"""

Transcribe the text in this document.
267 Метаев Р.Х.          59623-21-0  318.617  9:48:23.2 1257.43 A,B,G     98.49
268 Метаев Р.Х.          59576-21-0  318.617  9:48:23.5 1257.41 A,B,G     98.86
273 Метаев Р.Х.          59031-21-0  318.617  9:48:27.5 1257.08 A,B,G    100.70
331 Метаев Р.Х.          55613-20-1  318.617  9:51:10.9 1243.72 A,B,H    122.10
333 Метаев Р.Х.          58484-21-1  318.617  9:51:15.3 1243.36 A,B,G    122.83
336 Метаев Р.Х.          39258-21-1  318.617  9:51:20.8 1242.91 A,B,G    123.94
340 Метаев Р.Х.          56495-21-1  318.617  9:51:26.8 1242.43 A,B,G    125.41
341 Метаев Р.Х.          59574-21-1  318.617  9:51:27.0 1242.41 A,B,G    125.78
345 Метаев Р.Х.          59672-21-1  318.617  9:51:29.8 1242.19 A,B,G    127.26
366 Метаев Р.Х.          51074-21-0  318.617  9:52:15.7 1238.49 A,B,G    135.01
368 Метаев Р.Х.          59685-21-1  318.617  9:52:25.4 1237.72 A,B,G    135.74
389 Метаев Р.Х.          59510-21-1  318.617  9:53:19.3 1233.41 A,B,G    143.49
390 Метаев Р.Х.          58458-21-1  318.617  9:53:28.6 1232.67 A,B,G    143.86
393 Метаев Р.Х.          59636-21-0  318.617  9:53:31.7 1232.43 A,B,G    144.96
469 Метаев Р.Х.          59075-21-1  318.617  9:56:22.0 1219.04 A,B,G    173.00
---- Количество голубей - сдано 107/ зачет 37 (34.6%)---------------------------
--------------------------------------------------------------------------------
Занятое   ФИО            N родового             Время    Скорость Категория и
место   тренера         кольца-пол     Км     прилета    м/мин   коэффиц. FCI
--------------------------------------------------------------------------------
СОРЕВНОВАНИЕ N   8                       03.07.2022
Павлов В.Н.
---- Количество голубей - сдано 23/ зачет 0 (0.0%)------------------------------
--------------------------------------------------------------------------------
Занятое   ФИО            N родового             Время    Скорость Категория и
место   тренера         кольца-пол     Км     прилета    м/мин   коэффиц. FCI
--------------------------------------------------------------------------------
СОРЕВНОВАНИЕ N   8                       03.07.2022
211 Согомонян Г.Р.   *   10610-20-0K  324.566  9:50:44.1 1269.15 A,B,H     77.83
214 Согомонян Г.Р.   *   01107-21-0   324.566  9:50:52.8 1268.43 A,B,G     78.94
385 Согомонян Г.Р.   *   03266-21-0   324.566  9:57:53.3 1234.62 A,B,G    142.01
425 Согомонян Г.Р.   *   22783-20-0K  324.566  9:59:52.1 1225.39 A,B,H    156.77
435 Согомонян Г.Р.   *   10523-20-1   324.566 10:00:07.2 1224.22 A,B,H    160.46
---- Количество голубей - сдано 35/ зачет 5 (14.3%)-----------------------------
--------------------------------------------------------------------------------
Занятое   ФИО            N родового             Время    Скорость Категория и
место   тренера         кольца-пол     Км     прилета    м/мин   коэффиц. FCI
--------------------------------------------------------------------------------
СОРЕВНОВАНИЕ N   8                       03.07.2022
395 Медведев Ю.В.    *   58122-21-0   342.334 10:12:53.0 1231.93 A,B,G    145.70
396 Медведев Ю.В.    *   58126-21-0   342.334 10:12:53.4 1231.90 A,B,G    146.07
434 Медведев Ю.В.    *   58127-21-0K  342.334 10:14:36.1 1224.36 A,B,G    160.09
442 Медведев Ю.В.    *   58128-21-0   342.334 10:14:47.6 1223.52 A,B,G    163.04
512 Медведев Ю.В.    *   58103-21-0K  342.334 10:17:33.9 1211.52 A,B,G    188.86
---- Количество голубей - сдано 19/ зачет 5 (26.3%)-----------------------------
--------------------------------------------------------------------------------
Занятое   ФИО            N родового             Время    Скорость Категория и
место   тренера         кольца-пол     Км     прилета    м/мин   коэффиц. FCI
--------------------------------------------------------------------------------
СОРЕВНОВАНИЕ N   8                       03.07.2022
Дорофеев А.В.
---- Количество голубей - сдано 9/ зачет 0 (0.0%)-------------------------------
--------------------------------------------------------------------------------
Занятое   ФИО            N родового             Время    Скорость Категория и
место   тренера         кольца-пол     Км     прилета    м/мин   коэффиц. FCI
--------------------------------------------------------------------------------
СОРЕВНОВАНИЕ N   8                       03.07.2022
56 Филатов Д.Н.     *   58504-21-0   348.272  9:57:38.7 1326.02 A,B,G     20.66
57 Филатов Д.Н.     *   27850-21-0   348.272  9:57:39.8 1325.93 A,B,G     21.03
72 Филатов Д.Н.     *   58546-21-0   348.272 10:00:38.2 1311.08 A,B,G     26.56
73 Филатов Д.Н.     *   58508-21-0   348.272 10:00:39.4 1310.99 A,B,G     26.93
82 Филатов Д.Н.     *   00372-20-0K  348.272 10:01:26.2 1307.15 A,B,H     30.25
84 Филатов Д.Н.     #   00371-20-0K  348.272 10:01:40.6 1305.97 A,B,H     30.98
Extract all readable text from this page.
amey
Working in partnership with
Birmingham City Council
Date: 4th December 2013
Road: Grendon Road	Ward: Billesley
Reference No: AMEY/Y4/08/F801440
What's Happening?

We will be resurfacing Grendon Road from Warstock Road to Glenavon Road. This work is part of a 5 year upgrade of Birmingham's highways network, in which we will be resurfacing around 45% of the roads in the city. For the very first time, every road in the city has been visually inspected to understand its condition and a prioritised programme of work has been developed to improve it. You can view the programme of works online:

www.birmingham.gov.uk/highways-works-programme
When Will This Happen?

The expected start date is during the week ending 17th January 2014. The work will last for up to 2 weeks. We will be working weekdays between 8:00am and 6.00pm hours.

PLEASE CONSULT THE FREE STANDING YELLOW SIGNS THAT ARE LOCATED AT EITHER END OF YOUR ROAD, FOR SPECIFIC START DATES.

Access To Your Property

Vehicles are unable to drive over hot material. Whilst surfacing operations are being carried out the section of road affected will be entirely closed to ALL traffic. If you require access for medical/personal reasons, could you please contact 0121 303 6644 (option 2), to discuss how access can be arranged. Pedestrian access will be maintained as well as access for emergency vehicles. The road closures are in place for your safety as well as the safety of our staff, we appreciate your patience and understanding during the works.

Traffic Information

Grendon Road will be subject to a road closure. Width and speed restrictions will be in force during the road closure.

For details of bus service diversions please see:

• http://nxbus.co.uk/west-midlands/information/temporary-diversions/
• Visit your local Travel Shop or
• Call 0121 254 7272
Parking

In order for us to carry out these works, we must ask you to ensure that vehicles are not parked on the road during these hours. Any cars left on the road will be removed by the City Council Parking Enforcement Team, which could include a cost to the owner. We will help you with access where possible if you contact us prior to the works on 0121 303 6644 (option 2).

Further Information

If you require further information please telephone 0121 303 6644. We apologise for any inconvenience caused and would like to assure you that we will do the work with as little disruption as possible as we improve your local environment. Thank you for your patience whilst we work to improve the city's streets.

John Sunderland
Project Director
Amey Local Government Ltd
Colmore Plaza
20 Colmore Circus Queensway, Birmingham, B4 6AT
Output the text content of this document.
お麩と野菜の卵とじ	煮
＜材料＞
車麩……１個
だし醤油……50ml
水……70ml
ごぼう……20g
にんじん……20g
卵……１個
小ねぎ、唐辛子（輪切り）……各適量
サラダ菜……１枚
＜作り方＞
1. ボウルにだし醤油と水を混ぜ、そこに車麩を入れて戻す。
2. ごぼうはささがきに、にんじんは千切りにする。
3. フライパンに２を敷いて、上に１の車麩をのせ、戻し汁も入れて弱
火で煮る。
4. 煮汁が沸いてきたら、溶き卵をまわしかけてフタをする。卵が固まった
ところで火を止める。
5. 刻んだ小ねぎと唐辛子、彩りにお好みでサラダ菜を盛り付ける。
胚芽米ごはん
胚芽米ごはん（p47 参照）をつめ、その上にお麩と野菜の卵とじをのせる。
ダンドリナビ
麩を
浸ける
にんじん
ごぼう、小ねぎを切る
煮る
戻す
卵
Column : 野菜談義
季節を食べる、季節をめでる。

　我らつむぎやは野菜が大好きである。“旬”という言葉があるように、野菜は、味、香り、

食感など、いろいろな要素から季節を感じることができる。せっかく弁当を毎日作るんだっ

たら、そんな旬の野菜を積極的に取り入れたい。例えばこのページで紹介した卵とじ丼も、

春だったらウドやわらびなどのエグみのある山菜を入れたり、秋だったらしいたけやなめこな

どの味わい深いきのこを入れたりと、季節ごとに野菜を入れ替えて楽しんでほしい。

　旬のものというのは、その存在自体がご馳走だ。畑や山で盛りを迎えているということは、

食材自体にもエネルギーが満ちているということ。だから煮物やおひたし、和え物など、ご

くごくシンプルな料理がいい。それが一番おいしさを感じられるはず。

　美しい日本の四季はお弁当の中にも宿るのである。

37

"""

Identify every line holding the word "from" and copy it out.

:: REPLY TO THE EXERCISE ::
Extract all readable text from this page.
We will be resurfacing Grendon Road from Warstock Road to Glenavon Road. This work is part of a 5 year upgrade of Birmingham's highways network, in which we will be resurfacing around 45% of the roads in the city. For the very first time, every road in the city has been visually inspected to understand its condition and a prioritised programme of work has been developed to improve it. You can view the programme of works online:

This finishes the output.